§ **Records**
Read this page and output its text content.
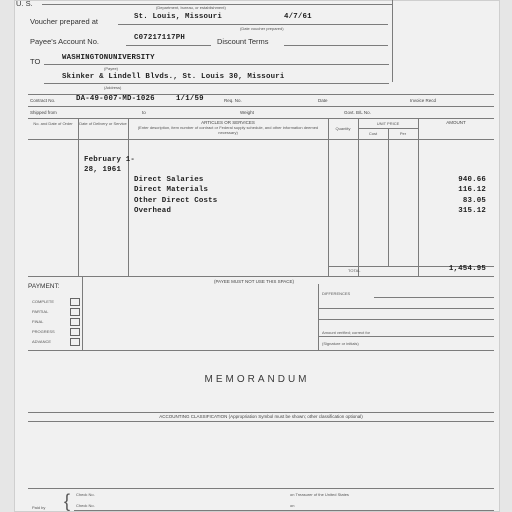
U. S.	(Department, bureau, or establishment)
Voucher prepared at	St. Louis, Missouri	4/7/61
(Date voucher prepared)
Payee's Account No.	C07217117PH	Discount Terms
TO	WASHINGTONUNIVERSITY
(Payee)
Skinker & Lindell Blvds., St. Louis 30, Missouri
(Address)
Contract No.	DA-49-007-MD-1026	1/1/59	Req. No.	Date	Invoice Recd
Shipped from	to	Weight	Govt. B/L No.
No. and Date of Order	Date of Delivery or Service	ARTICLES OR SERVICES
(Enter description, item number of contract or Federal supply schedule, and other information deemed necessary)
Quantity
UNIT PRICE
Cost	Per
AMOUNT
February 1-
28, 1961
Direct Salaries	940.66
Direct Materials	116.12
Other Direct Costs	83.05
Overhead	315.12
TOTAL	1,454.95
PAYMENT:
(PAYEE MUST NOT USE THIS SPACE)
DIFFERENCES
Amount verified; correct for
(Signature or initials)
COMPLETE
PARTIAL
FINAL
PROGRESS
ADVANCE
MEMORANDUM
ACCOUNTING CLASSIFICATION (Appropriation Symbol must be shown; other classification optional)
Paid by { Check No.	on Treasurer of the United States
Check No.	on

§ **Set problem**
Reproduce the full material exactly, excluding the pictures.

§ **Solution for this exercise**
Read this page and output its text content.
U. S.	(Department, bureau, or establishment)
Voucher prepared at	St. Louis, Missouri	4/7/61
(Date voucher prepared)
Payee's Account No.	C07217117PH	Discount Terms
TO	WASHINGTONUNIVERSITY
(Payee)
Skinker & Lindell Blvds., St. Louis 30, Missouri
(Address)
Contract No.	DA-49-007-MD-1026	1/1/59	Req. No.	Date	Invoice Recd
Shipped from	to	Weight	Govt. B/L No.
No. and Date of Order	Date of Delivery or Service	ARTICLES OR SERVICES
(Enter description, item number of contract or Federal supply schedule, and other information deemed necessary)
Quantity
UNIT PRICE
Cost	Per
AMOUNT
February 1-
28, 1961
Direct Salaries	940.66
Direct Materials	116.12
Other Direct Costs	83.05
Overhead	315.12
TOTAL	1,454.95
PAYMENT:
(PAYEE MUST NOT USE THIS SPACE)
DIFFERENCES
Amount verified; correct for
(Signature or initials)
COMPLETE
PARTIAL
FINAL
PROGRESS
ADVANCE
MEMORANDUM
ACCOUNTING CLASSIFICATION (Appropriation Symbol must be shown; other classification optional)
Paid by { Check No.	on Treasurer of the United States
Check No.	on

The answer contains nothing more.